Directions: Locate all lines in the data below that hold "يعني" and show them.

[Dataset items]
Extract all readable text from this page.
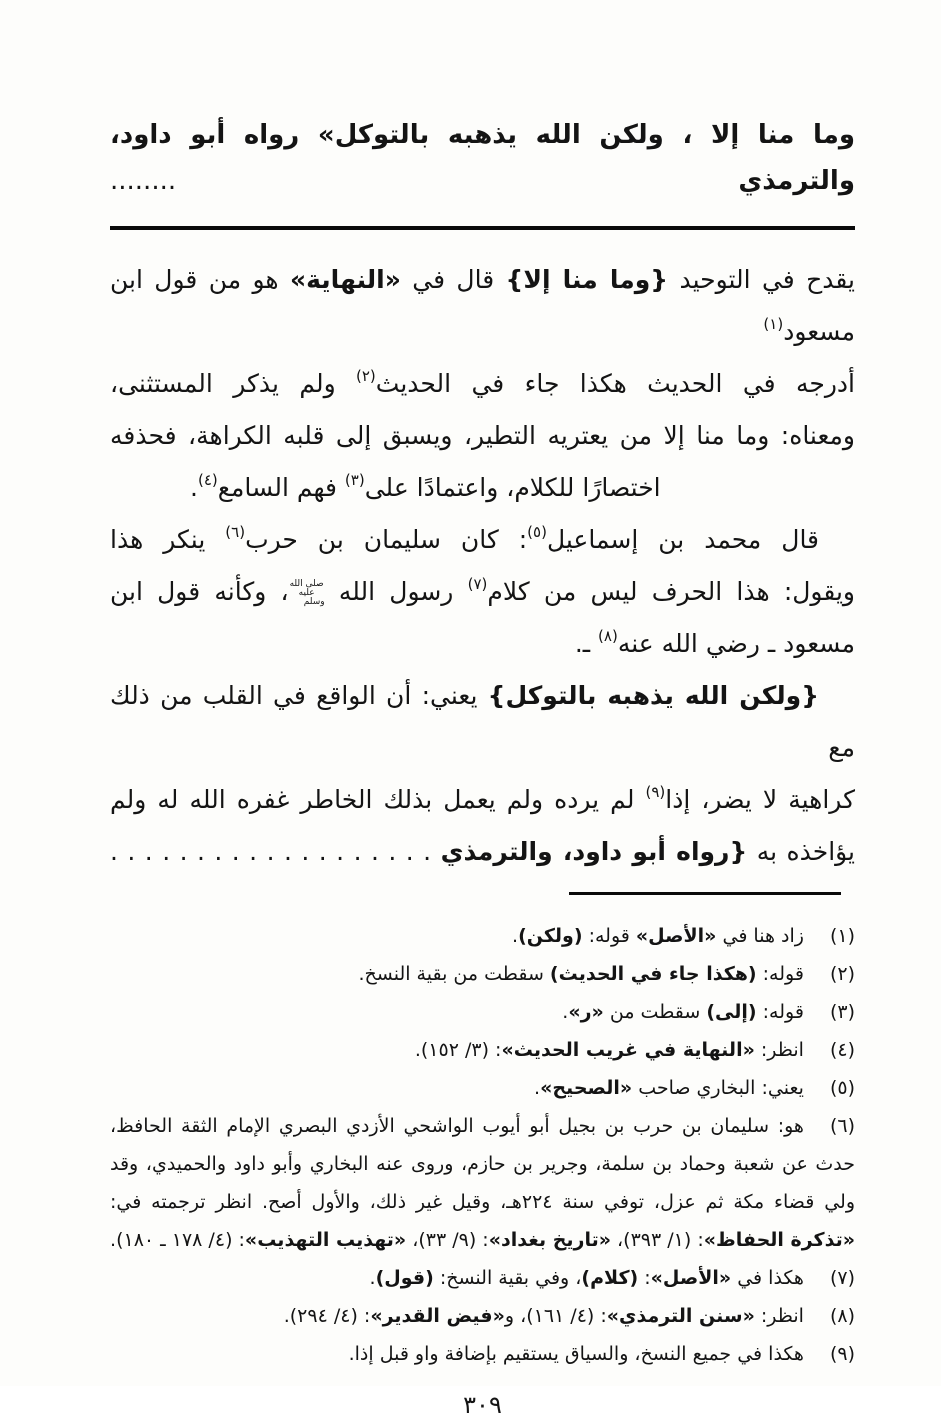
وما منا إلا ، ولكن الله يذهبه بالتوكل» رواه أبو داود، والترمذي ........
يقدح في التوحيد {وما منا إلا} قال في «النهاية» هو من قول ابن مسعود$^{(١)}$
أدرجه في الحديث هكذا جاء في الحديث$^{(٢)}$ ولم يذكر المستثنى،
ومعناه: وما منا إلا من يعتريه التطير، ويسبق إلى قلبه الكراهة، فحذفه
اختصارًا للكلام، واعتمادًا على$^{(٣)}$ فهم السامع$^{(٤)}$.
قال محمد بن إسماعيل$^{(٥)}$: كان سليمان بن حرب$^{(٦)}$ ينكر هذا
ويقول: هذا الحرف ليس من كلام$^{(٧)}$ رسول الله صلى الله عليه وسلم، وكأنه قول ابن
مسعود ـ رضي الله عنه$^{(٨)}$ ـ.
{ولكن الله يذهبه بالتوكل} يعني: أن الواقع في القلب من ذلك مع
كراهية لا يضر، إذا$^{(٩)}$ لم يرده ولم يعمل بذلك الخاطر غفره الله له ولم
يؤاخذه به {رواه أبو داود، والترمذي . . . . . . . . . . . . . . . . . . .
(١)زاد هنا في «الأصل» قوله: (ولكن).
(٢)قوله: (هكذا جاء في الحديث) سقطت من بقية النسخ.
(٣)قوله: (إلى) سقطت من «ر».
(٤)انظر: «النهاية في غريب الحديث»: (٣/ ١٥٢).
(٥)يعني: البخاري صاحب «الصحيح».
(٦)هو: سليمان بن حرب بن بجيل أبو أيوب الواشحي الأزدي البصري الإمام الثقة الحافظ، حدث عن شعبة وحماد بن سلمة، وجرير بن حازم، وروى عنه البخاري وأبو داود والحميدي، وقد ولي قضاء مكة ثم عزل، توفي سنة ٢٢٤هـ، وقيل غير ذلك، والأول أصح. انظر ترجمته في: «تذكرة الحفاظ»: (١/ ٣٩٣)، «تاريخ بغداد»: (٩/ ٣٣)، «تهذيب التهذيب»: (٤/ ١٧٨ ـ ١٨٠).
(٧)هكذا في «الأصل»: (كلام)، وفي بقية النسخ: (قول).
(٨)انظر: «سنن الترمذي»: (٤/ ١٦١)، و«فيض القدير»: (٤/ ٢٩٤).
(٩)هكذا في جميع النسخ، والسياق يستقيم بإضافة واو قبل إذا.
٣٠٩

Finished answer:
{ولكن الله يذهبه بالتوكل} يعني: أن الواقع في القلب من ذلك مع
(٥)يعني: البخاري صاحب «الصحيح».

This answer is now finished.